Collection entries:
****

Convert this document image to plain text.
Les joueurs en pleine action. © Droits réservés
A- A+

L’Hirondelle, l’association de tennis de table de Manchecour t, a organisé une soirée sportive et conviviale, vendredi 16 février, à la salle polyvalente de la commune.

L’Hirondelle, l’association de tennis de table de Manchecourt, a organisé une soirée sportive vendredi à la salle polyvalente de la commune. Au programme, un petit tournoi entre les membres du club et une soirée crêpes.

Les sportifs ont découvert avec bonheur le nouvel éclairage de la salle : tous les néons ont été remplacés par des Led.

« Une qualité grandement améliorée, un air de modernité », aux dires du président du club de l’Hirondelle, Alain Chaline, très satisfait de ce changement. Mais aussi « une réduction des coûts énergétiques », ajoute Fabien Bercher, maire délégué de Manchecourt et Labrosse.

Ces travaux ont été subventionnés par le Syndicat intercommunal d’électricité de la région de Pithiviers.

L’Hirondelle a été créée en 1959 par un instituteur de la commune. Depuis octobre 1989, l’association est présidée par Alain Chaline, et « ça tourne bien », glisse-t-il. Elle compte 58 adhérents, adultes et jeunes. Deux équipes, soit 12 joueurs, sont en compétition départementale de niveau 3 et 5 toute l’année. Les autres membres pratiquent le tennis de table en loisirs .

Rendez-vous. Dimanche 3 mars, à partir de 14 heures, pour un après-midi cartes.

****

Among the lines of the material above, how many include the string "joueurs"? Report only that number.

● **REPLY TO THE EXERCISE**:
2